### Work to do
Make an exact copy of the data below, leaving out every picture.

### Records to process
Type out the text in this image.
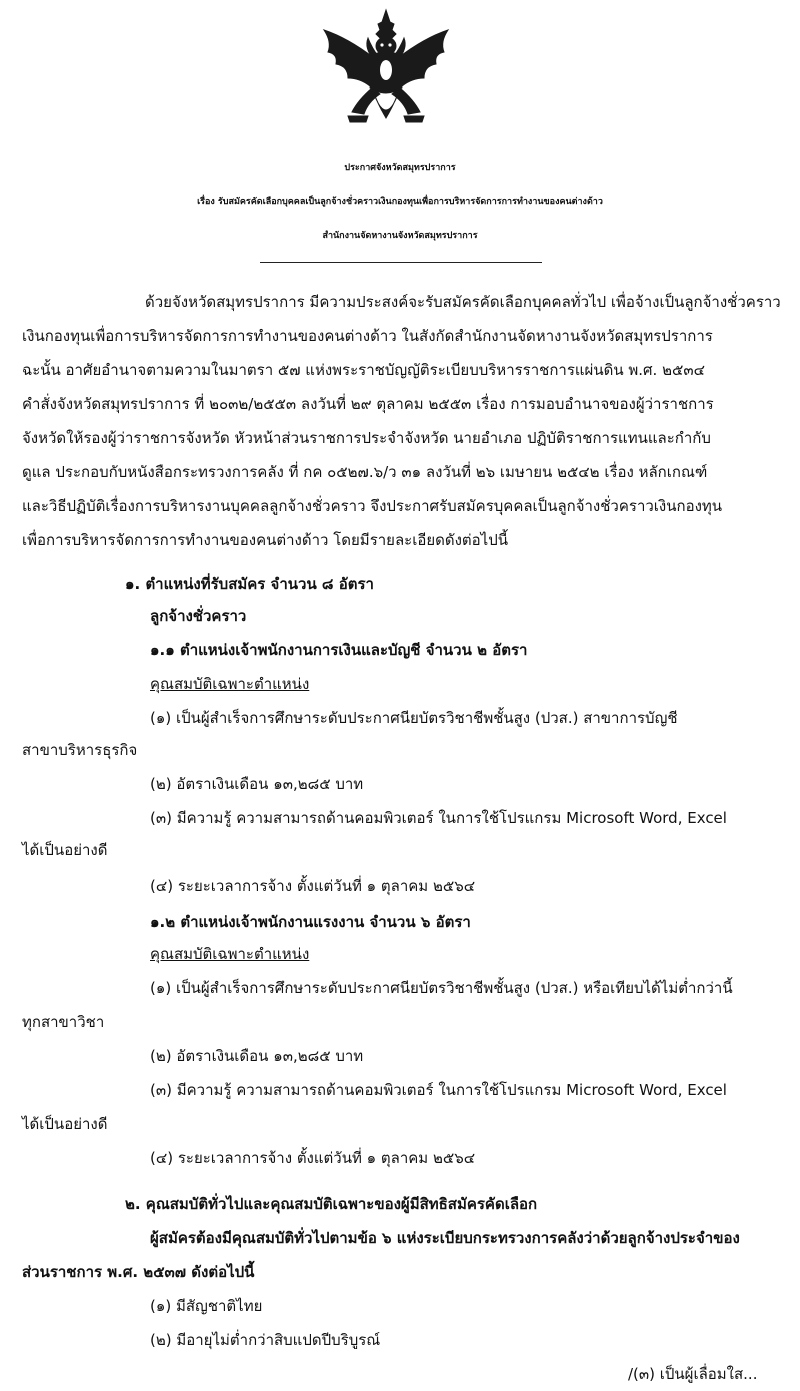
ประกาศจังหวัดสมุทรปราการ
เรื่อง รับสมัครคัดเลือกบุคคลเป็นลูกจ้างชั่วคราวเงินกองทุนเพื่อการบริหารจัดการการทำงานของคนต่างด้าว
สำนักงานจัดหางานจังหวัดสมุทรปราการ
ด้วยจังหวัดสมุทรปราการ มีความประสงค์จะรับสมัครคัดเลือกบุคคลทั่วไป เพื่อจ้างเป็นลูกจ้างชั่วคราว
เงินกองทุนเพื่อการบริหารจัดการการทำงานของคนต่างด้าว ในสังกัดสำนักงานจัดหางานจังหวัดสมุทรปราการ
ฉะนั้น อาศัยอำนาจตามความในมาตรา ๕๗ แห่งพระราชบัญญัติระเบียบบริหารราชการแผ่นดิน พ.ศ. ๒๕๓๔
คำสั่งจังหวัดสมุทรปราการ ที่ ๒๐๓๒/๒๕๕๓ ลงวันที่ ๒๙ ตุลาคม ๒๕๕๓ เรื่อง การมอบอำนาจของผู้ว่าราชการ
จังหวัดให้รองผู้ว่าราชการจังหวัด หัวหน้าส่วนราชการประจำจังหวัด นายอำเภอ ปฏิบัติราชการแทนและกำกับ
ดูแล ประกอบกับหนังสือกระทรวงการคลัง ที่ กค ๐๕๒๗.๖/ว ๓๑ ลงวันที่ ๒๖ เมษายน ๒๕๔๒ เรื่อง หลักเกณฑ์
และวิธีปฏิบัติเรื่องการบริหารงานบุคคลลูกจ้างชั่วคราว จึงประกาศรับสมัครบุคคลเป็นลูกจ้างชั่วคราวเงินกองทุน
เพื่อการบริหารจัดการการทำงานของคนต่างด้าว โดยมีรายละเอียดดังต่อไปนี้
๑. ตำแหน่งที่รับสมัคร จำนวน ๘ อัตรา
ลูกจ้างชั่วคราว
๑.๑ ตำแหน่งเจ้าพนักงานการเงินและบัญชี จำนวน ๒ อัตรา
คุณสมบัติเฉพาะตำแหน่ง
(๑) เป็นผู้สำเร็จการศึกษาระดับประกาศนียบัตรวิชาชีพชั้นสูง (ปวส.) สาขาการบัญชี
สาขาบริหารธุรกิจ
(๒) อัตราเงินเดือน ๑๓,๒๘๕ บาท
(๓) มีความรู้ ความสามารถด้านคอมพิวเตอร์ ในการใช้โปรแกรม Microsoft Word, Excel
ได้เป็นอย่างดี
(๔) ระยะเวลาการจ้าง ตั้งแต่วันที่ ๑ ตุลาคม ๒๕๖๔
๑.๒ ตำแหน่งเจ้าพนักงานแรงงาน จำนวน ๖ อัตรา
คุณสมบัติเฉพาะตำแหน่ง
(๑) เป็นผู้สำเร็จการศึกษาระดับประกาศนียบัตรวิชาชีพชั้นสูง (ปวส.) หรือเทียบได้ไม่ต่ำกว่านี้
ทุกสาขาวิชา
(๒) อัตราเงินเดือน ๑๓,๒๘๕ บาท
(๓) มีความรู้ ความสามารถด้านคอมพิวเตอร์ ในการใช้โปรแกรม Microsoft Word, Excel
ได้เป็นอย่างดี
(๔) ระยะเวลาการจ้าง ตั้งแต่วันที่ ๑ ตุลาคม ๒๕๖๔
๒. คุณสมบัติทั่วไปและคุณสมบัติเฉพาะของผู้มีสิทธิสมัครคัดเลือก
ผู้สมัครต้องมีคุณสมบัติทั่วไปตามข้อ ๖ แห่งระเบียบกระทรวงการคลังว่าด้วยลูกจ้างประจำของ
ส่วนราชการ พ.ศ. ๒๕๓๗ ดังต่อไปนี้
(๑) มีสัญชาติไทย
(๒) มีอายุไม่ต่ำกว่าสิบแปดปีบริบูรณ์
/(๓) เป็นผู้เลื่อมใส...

### Answer to the problem
Type out the text in this image.
ประกาศจังหวัดสมุทรปราการ
เรื่อง รับสมัครคัดเลือกบุคคลเป็นลูกจ้างชั่วคราวเงินกองทุนเพื่อการบริหารจัดการการทำงานของคนต่างด้าว
สำนักงานจัดหางานจังหวัดสมุทรปราการ
ด้วยจังหวัดสมุทรปราการ มีความประสงค์จะรับสมัครคัดเลือกบุคคลทั่วไป เพื่อจ้างเป็นลูกจ้างชั่วคราว
เงินกองทุนเพื่อการบริหารจัดการการทำงานของคนต่างด้าว ในสังกัดสำนักงานจัดหางานจังหวัดสมุทรปราการ
ฉะนั้น อาศัยอำนาจตามความในมาตรา ๕๗ แห่งพระราชบัญญัติระเบียบบริหารราชการแผ่นดิน พ.ศ. ๒๕๓๔
คำสั่งจังหวัดสมุทรปราการ ที่ ๒๐๓๒/๒๕๕๓ ลงวันที่ ๒๙ ตุลาคม ๒๕๕๓ เรื่อง การมอบอำนาจของผู้ว่าราชการ
จังหวัดให้รองผู้ว่าราชการจังหวัด หัวหน้าส่วนราชการประจำจังหวัด นายอำเภอ ปฏิบัติราชการแทนและกำกับ
ดูแล ประกอบกับหนังสือกระทรวงการคลัง ที่ กค ๐๕๒๗.๖/ว ๓๑ ลงวันที่ ๒๖ เมษายน ๒๕๔๒ เรื่อง หลักเกณฑ์
และวิธีปฏิบัติเรื่องการบริหารงานบุคคลลูกจ้างชั่วคราว จึงประกาศรับสมัครบุคคลเป็นลูกจ้างชั่วคราวเงินกองทุน
เพื่อการบริหารจัดการการทำงานของคนต่างด้าว โดยมีรายละเอียดดังต่อไปนี้
๑. ตำแหน่งที่รับสมัคร จำนวน ๘ อัตรา
ลูกจ้างชั่วคราว
๑.๑ ตำแหน่งเจ้าพนักงานการเงินและบัญชี จำนวน ๒ อัตรา
คุณสมบัติเฉพาะตำแหน่ง
(๑) เป็นผู้สำเร็จการศึกษาระดับประกาศนียบัตรวิชาชีพชั้นสูง (ปวส.) สาขาการบัญชี
สาขาบริหารธุรกิจ
(๒) อัตราเงินเดือน ๑๓,๒๘๕ บาท
(๓) มีความรู้ ความสามารถด้านคอมพิวเตอร์ ในการใช้โปรแกรม Microsoft Word, Excel
ได้เป็นอย่างดี
(๔) ระยะเวลาการจ้าง ตั้งแต่วันที่ ๑ ตุลาคม ๒๕๖๔
๑.๒ ตำแหน่งเจ้าพนักงานแรงงาน จำนวน ๖ อัตรา
คุณสมบัติเฉพาะตำแหน่ง
(๑) เป็นผู้สำเร็จการศึกษาระดับประกาศนียบัตรวิชาชีพชั้นสูง (ปวส.) หรือเทียบได้ไม่ต่ำกว่านี้
ทุกสาขาวิชา
(๒) อัตราเงินเดือน ๑๓,๒๘๕ บาท
(๓) มีความรู้ ความสามารถด้านคอมพิวเตอร์ ในการใช้โปรแกรม Microsoft Word, Excel
ได้เป็นอย่างดี
(๔) ระยะเวลาการจ้าง ตั้งแต่วันที่ ๑ ตุลาคม ๒๕๖๔
๒. คุณสมบัติทั่วไปและคุณสมบัติเฉพาะของผู้มีสิทธิสมัครคัดเลือก
ผู้สมัครต้องมีคุณสมบัติทั่วไปตามข้อ ๖ แห่งระเบียบกระทรวงการคลังว่าด้วยลูกจ้างประจำของ
ส่วนราชการ พ.ศ. ๒๕๓๗ ดังต่อไปนี้
(๑) มีสัญชาติไทย
(๒) มีอายุไม่ต่ำกว่าสิบแปดปีบริบูรณ์
/(๓) เป็นผู้เลื่อมใส...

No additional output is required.